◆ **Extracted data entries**
○ ○ ○ ○ ○

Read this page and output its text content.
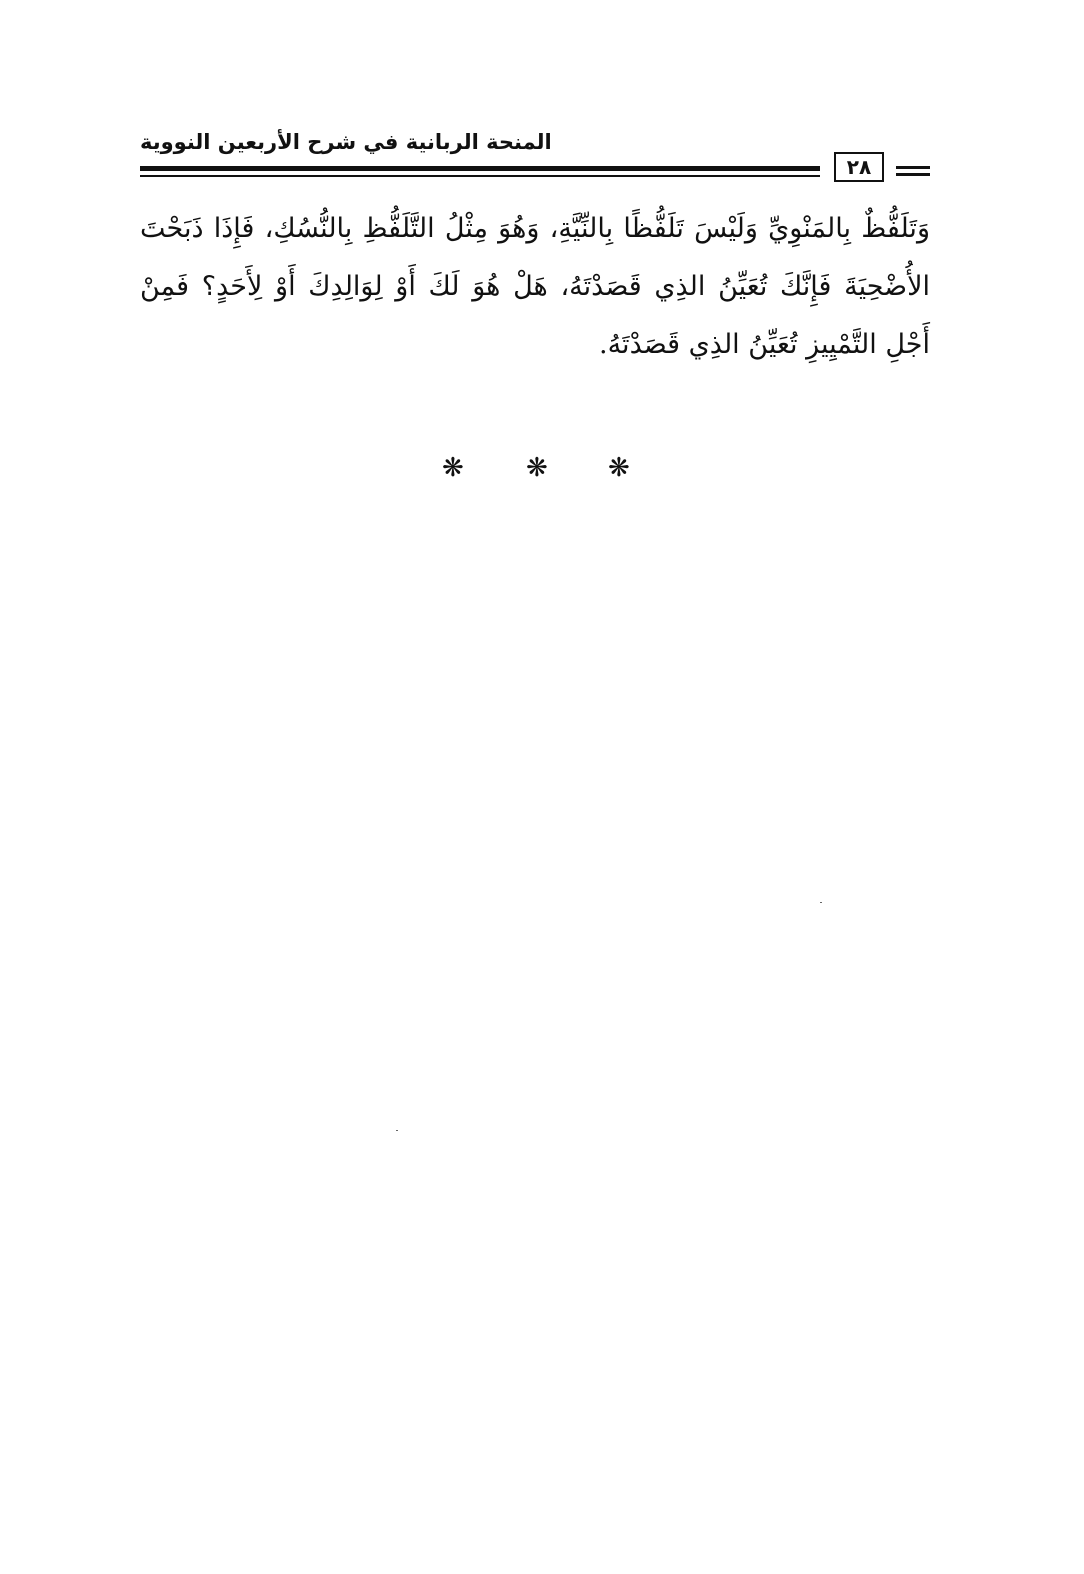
المنحة الربانية في شرح الأربعين النووية
٢٨
وَتَلَفُّظٌ بِالمَنْوِيِّ وَلَيْسَ تَلَفُّظًا بِالنِّيَّةِ، وَهُوَ مِثْلُ التَّلَفُّظِ بِالنُّسُكِ، فَإِذَا ذَبَحْتَ الأُضْحِيَةَ فَإِنَّكَ تُعَيِّنُ الذِي قَصَدْتَهُ، هَلْ هُوَ لَكَ أَوْ لِوَالِدِكَ أَوْ لِأَحَدٍ؟ فَمِنْ أَجْلِ التَّمْيِيزِ تُعَيِّنُ الذِي قَصَدْتَهُ.
❋ ❋ ❋
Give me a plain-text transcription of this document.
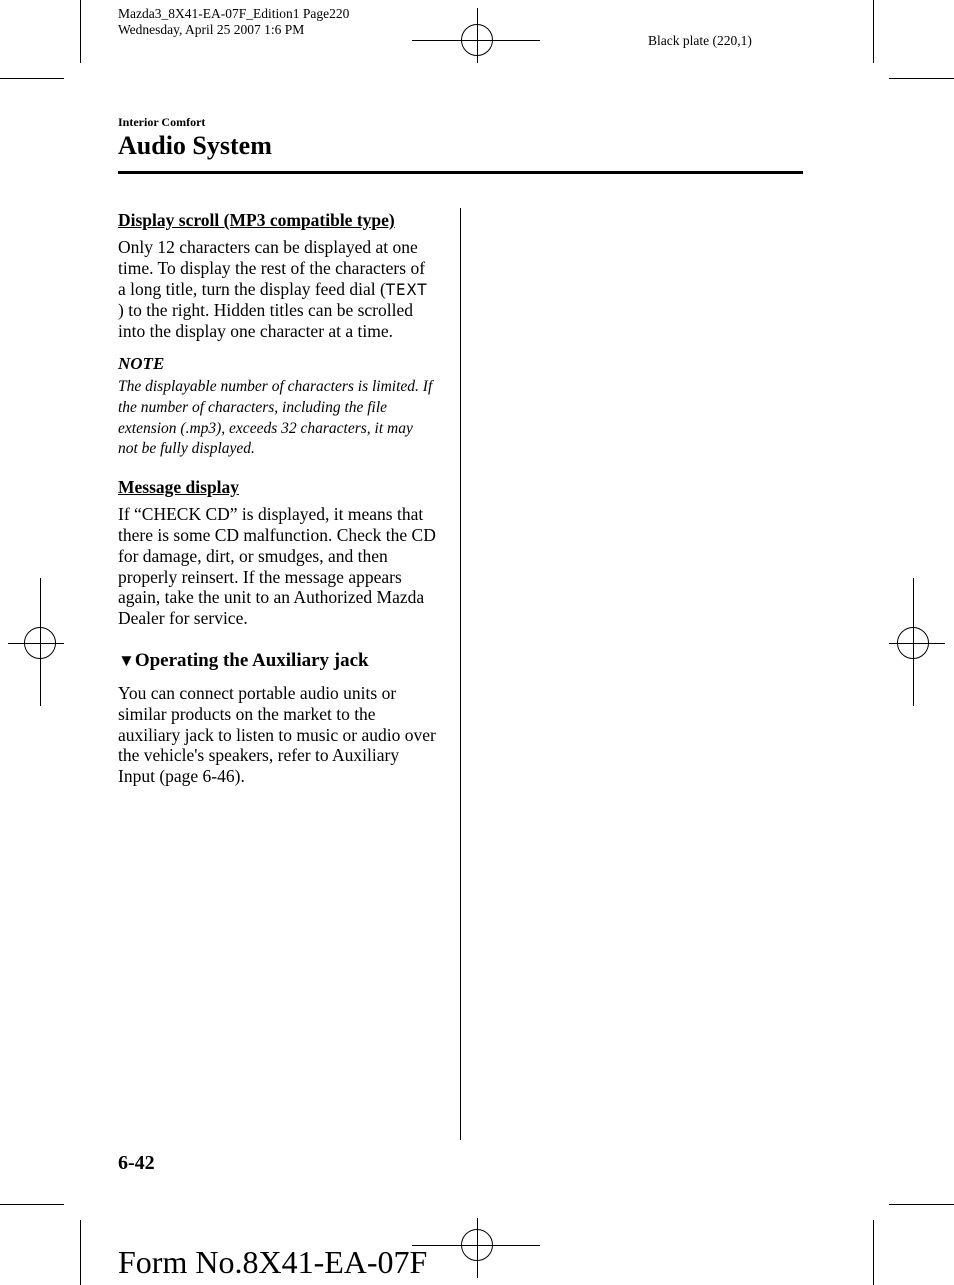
Mazda3_8X41-EA-07F_Edition1 Page220
Wednesday, April 25 2007 1:6 PM
Black plate (220,1)
Interior Comfort
Audio System

Display scroll (MP3 compatible type)

Only 12 characters can be displayed at one time. To display the rest of the characters of a long title, turn the display feed dial (TEXT ) to the right. Hidden titles can be scrolled into the display one character at a time.

NOTE

The displayable number of characters is limited. If the number of characters, including the file extension (.mp3), exceeds 32 characters, it may not be fully displayed.

Message display

If “CHECK CD” is displayed, it means that there is some CD malfunction. Check the CD for damage, dirt, or smudges, and then properly reinsert. If the message appears again, take the unit to an Authorized Mazda Dealer for service.

▼Operating the Auxiliary jack

You can connect portable audio units or similar products on the market to the auxiliary jack to listen to music or audio over the vehicle's speakers, refer to Auxiliary Input (page 6-46).

6-42
Form No.8X41-EA-07F
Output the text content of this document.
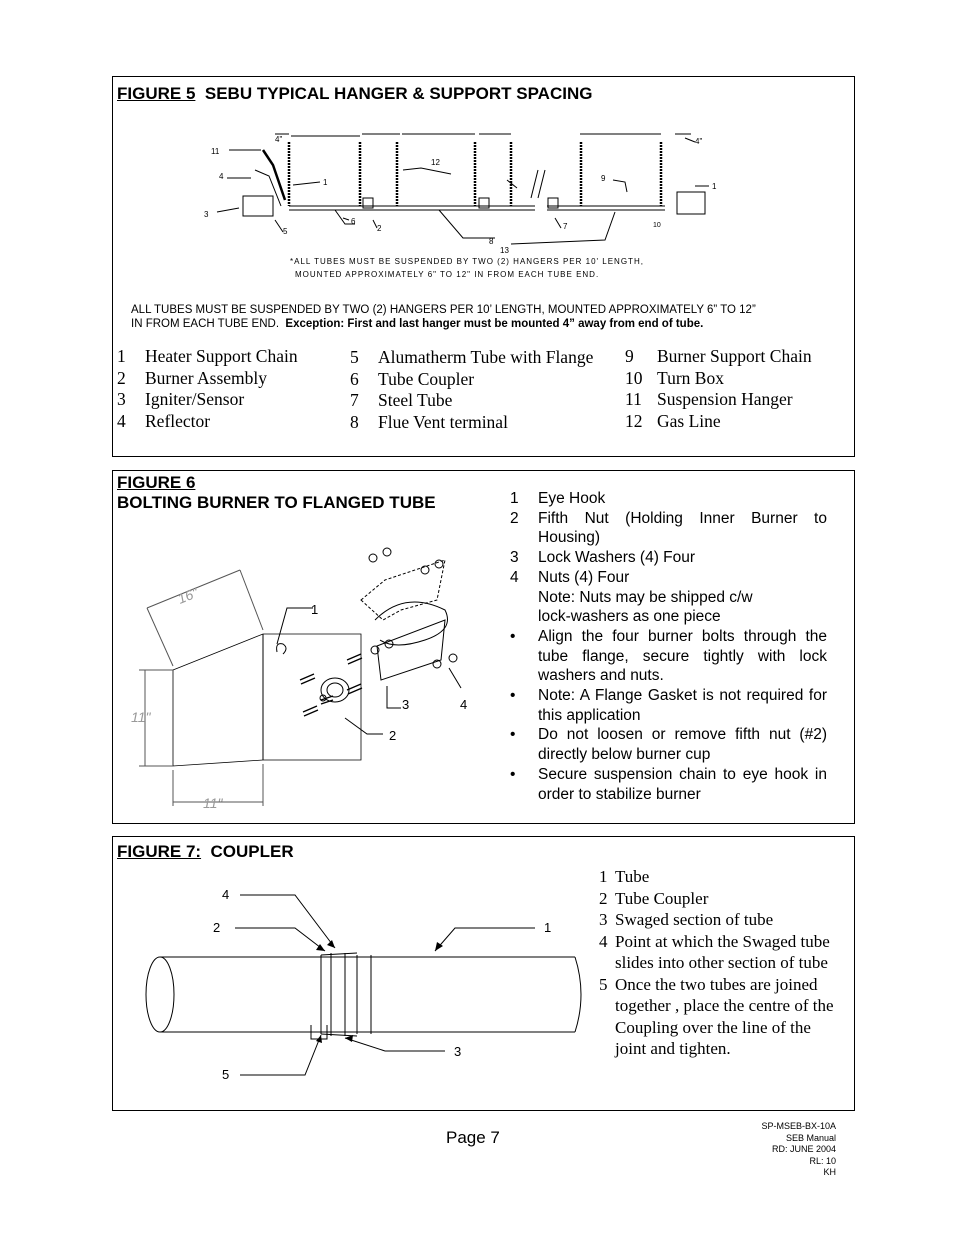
FIGURE 5 SEBU TYPICAL HANGER & SUPPORT SPACING
4"	4"
11
4
3
1
5
6
2
12
8
13
7
9
1
10
*ALL TUBES MUST BE SUSPENDED BY TWO (2) HANGERS PER 10' LENGTH,
MOUNTED APPROXIMATELY 6" TO 12" IN FROM EACH TUBE END.
ALL TUBES MUST BE SUSPENDED BY TWO (2) HANGERS PER 10’ LENGTH, MOUNTED APPROXIMATELY 6” TO 12”
IN FROM EACH TUBE END. Exception: First and last hanger must be mounted 4” away from end of tube.
1 Heater Support Chain
2 Burner Assembly
3 Igniter/Sensor
4 Reflector
5 Alumatherm Tube with Flange
6 Tube Coupler
7 Steel Tube
8 Flue Vent terminal
9 Burner Support Chain
10 Turn Box
11 Suspension Hanger
12 Gas Line
FIGURE 6
BOLTING BURNER TO FLANGED TUBE
16"
11"
11"
1
3	4
2
1	Eye Hook
2	Fifth Nut (Holding Inner Burner to Housing)
3	Lock Washers (4) Four
4	Nuts (4) Four
Note: Nuts may be shipped c/w lock-washers as one piece
•	Align the four burner bolts through the tube flange, secure tightly with lock washers and nuts.
•	Note: A Flange Gasket is not required for this application
•	Do not loosen or remove fifth nut (#2) directly below burner cup
•	Secure suspension chain to eye hook in order to stabilize burner
FIGURE 7: COUPLER
4
2	1
3
5
1 Tube
2 Tube Coupler
3 Swaged section of tube
4 Point at which the Swaged tube slides into other section of tube
5 Once the two tubes are joined together , place the centre of the Coupling over the line of the joint and tighten.
Page 7
SP-MSEB-BX-10A
SEB Manual
RD: JUNE 2004
RL: 10
KH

○ ○ ○ ○ ○

◆ **Exercise directions**
Copy out every line from the data above that has "Auxiliary" in it.

◆ **Reply to the task**
▼Operating the Auxiliary jack
You can connect portable audio units or similar products on the market to the auxiliary jack to listen to music or audio over the vehicle's speakers, refer to Auxiliary Input (page 6-46).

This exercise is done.